*** Opening of GIVEN INFORMATION ***

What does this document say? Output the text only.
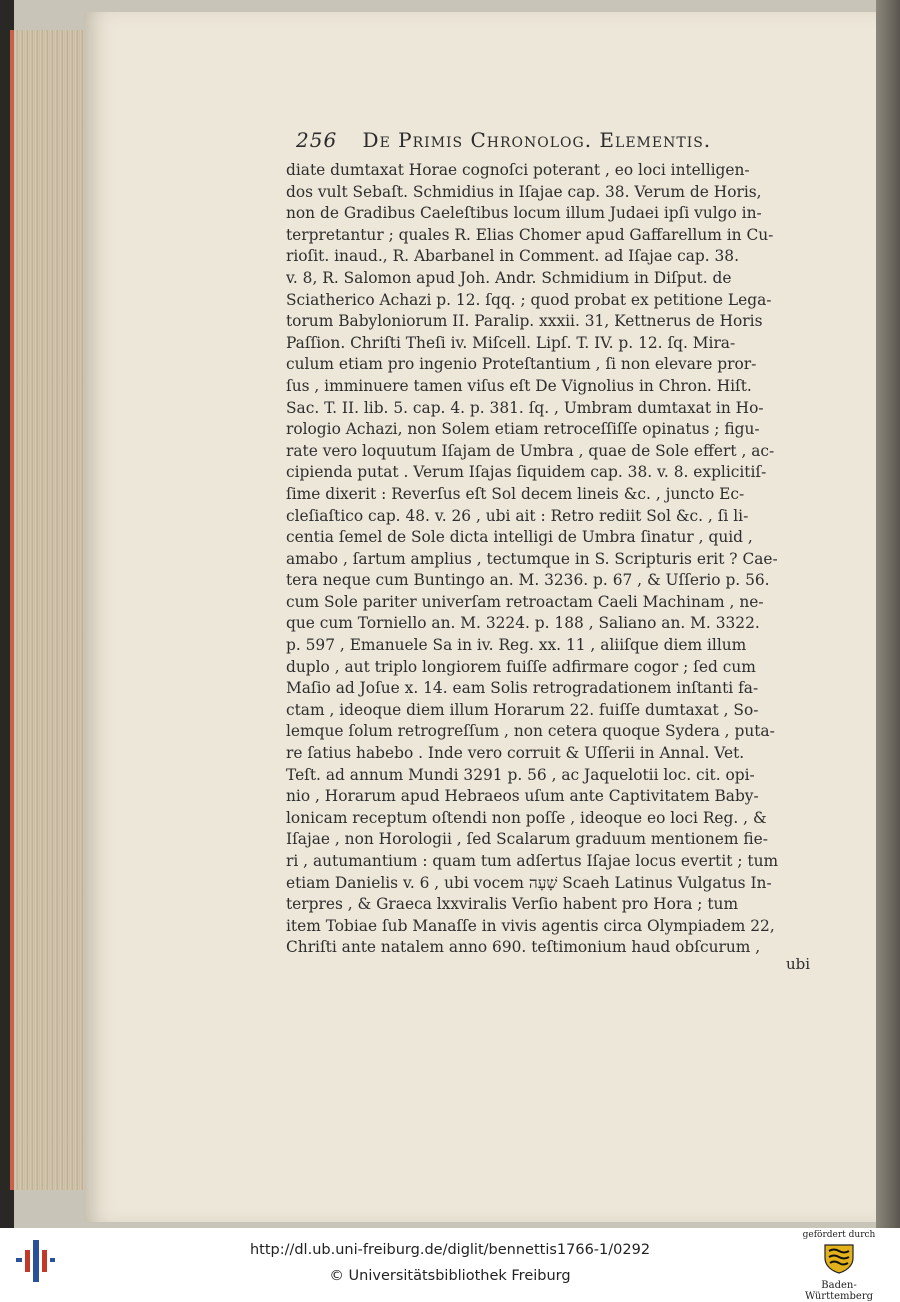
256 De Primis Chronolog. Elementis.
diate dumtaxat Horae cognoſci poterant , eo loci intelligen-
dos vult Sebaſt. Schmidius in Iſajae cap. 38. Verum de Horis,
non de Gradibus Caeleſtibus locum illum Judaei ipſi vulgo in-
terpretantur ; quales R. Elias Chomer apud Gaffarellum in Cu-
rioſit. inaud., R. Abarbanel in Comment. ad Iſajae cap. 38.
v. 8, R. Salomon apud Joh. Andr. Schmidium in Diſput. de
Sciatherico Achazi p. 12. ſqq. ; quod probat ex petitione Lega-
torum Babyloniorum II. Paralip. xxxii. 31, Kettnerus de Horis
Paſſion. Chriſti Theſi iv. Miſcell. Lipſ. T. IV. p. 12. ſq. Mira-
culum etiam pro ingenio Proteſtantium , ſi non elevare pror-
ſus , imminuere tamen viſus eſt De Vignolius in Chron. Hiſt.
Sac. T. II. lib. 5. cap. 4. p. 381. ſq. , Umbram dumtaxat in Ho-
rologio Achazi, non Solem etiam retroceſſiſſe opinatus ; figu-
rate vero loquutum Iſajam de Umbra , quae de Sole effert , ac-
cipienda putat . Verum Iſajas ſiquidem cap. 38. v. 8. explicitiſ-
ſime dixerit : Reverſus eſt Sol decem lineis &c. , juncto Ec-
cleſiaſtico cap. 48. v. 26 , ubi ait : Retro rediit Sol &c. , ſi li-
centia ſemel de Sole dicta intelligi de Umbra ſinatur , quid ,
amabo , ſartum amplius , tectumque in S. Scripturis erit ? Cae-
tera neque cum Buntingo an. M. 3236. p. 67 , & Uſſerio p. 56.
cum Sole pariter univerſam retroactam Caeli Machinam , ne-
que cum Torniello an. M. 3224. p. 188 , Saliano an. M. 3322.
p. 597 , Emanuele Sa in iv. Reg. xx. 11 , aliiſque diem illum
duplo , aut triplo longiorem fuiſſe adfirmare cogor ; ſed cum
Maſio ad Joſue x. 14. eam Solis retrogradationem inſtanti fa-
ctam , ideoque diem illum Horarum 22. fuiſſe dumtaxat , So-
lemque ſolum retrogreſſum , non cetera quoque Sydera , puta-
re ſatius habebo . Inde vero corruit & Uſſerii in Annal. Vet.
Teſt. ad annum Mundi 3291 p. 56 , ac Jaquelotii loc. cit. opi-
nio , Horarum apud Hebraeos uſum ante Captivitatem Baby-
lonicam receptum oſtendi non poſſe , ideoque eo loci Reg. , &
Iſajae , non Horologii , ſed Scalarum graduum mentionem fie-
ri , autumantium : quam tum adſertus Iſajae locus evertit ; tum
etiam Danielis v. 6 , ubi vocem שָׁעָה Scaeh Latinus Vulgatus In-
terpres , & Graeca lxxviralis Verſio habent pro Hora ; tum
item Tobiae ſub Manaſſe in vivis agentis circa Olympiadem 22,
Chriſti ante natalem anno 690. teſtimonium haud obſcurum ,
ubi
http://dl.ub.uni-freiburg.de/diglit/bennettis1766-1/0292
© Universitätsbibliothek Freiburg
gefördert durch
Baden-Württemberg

*** Close of GIVEN INFORMATION ***
*** Opening of GIVEN INFORMATION ***

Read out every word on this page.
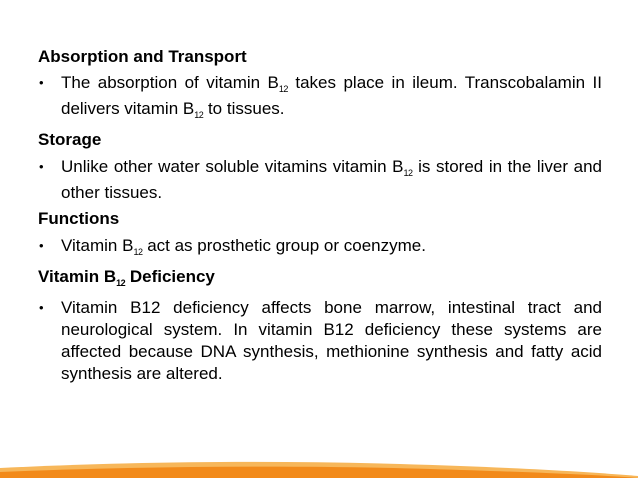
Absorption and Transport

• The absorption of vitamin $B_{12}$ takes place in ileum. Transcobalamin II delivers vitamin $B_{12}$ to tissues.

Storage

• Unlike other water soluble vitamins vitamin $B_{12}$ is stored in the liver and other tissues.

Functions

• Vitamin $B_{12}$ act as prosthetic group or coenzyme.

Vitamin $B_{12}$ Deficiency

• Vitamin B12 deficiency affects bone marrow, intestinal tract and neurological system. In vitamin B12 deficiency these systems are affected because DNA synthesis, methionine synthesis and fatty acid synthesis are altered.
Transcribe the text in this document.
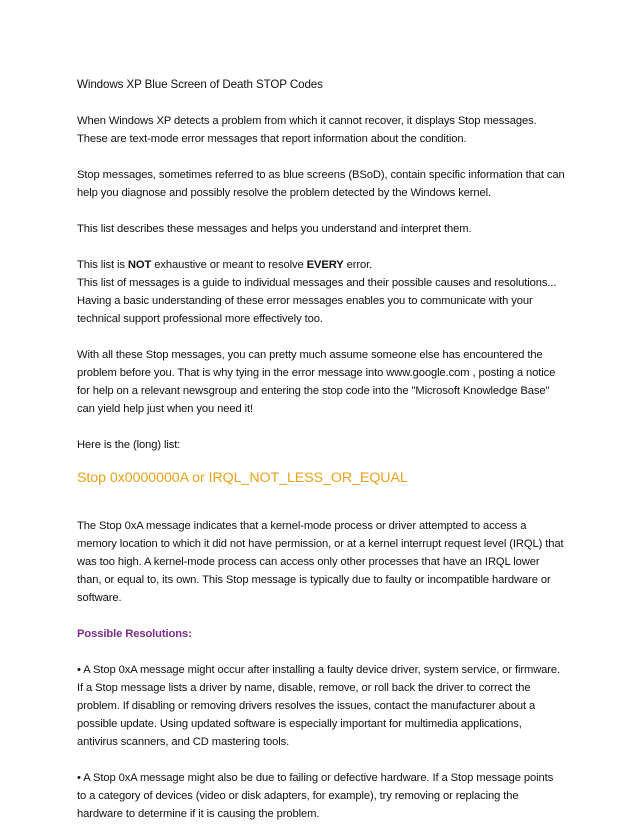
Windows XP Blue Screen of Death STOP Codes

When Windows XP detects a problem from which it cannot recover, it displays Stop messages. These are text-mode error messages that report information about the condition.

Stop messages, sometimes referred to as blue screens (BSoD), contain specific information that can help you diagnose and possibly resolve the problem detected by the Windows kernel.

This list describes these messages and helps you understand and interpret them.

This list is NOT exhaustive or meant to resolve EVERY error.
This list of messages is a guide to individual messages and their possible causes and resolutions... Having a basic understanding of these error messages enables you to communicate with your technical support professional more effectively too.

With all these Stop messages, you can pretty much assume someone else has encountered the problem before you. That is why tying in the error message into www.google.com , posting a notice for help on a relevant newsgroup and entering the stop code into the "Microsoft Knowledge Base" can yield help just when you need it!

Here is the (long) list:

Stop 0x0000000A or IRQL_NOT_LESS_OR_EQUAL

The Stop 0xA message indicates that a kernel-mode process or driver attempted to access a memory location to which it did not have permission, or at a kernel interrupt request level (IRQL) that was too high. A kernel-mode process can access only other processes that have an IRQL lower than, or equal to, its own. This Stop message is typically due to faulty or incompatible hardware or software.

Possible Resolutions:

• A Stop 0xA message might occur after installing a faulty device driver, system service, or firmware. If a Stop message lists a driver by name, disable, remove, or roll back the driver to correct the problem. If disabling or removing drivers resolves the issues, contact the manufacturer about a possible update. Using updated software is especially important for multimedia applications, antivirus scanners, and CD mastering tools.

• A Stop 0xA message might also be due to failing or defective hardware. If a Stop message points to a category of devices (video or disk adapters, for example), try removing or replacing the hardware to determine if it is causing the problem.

*** Close of GIVEN INFORMATION ***

▶ [HOW TO COMPLETE THIS TASK]: Each line that includes the string "apud" should be copied from the data.

▶ [THE ANSWER]:
terpretantur ; quales R. Elias Chomer apud Gaffarellum in Cu-
v. 8, R. Salomon apud Joh. Andr. Schmidium in Diſput. de
nio , Horarum apud Hebraeos uſum ante Captivitatem Baby-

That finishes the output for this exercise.